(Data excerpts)

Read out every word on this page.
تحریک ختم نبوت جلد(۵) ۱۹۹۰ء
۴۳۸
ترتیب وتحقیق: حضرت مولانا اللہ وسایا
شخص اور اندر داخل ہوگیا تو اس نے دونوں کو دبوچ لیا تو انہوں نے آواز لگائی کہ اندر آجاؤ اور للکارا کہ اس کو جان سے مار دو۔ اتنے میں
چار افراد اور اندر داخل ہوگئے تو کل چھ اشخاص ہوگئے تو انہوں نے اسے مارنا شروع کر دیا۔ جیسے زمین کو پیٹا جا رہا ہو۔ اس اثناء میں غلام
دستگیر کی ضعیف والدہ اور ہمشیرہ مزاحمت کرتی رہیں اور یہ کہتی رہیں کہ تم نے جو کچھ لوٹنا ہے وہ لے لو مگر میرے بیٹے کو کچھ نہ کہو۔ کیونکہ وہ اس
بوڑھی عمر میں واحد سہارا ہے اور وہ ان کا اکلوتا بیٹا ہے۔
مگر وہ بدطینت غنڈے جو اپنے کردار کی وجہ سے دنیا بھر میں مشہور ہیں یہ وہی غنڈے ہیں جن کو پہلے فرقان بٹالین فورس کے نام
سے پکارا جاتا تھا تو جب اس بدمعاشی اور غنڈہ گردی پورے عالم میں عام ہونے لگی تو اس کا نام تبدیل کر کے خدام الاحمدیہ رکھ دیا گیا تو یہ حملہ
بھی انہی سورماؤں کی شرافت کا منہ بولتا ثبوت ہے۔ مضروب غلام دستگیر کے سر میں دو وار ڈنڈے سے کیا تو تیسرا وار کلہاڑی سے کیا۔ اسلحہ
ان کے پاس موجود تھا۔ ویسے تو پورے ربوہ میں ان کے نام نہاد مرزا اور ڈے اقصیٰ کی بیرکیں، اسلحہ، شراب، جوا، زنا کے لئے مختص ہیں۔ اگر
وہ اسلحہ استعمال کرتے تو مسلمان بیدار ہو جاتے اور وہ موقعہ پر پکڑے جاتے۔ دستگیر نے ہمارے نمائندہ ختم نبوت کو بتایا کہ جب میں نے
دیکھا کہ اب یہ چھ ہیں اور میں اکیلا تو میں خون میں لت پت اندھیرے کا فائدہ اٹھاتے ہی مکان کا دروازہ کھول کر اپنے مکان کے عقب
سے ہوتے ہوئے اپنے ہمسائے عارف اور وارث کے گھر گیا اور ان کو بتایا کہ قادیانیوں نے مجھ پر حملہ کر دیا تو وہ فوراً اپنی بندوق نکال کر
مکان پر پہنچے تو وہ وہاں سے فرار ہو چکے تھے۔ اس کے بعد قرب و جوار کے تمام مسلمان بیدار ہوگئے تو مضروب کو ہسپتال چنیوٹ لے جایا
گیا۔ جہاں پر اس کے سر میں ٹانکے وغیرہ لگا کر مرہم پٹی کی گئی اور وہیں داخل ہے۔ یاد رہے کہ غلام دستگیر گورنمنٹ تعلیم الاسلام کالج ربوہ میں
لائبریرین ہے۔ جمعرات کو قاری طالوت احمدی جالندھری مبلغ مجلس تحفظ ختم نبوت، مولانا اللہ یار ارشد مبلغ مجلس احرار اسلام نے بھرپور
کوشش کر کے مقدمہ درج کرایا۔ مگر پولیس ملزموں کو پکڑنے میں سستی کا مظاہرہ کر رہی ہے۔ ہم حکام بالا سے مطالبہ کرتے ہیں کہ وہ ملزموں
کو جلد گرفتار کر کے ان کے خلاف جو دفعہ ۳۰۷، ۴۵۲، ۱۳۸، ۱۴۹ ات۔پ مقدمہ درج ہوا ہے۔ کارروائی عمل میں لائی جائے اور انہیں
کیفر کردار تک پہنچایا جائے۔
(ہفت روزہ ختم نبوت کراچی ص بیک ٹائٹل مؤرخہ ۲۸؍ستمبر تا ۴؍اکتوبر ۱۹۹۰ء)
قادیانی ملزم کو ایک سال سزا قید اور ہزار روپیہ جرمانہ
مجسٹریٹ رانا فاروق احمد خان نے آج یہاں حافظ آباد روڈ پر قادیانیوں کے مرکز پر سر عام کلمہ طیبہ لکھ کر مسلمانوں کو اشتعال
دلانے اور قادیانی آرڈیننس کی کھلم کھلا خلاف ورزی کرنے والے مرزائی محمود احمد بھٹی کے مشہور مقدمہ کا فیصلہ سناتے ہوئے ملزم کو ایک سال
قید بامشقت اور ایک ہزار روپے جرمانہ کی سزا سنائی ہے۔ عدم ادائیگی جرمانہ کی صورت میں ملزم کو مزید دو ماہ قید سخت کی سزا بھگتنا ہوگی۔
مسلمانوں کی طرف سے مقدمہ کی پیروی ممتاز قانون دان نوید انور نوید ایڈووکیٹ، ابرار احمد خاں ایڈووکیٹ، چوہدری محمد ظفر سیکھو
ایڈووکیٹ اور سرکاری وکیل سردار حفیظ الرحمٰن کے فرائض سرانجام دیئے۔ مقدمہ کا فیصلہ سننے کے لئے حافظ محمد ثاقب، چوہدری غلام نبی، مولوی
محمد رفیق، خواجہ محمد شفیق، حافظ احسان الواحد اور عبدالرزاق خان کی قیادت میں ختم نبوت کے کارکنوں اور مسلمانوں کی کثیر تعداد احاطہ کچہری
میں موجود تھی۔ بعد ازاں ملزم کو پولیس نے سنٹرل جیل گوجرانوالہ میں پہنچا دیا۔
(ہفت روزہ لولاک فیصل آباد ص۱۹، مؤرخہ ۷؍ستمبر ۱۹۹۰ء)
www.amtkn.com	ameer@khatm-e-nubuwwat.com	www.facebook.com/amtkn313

• WHAT YOU WILL DO: Lines that hold "بتایا" are the ones to copy; find all of them.

• WRITTEN RESPONSE:
وہ اسلحہ استعمال کرتے تو مسلمان بیدار ہو جاتے اور وہ موقعہ پر پکڑے جاتے۔ دستگیر نے ہمارے نمائندہ ختم نبوت کو بتایا کہ جب میں نے
سے ہوتے ہوئے اپنے ہمسائے عارف اور وارث کے گھر گیا اور ان کو بتایا کہ قادیانیوں نے مجھ پر حملہ کر دیا تو وہ فوراً اپنی بندوق نکال کر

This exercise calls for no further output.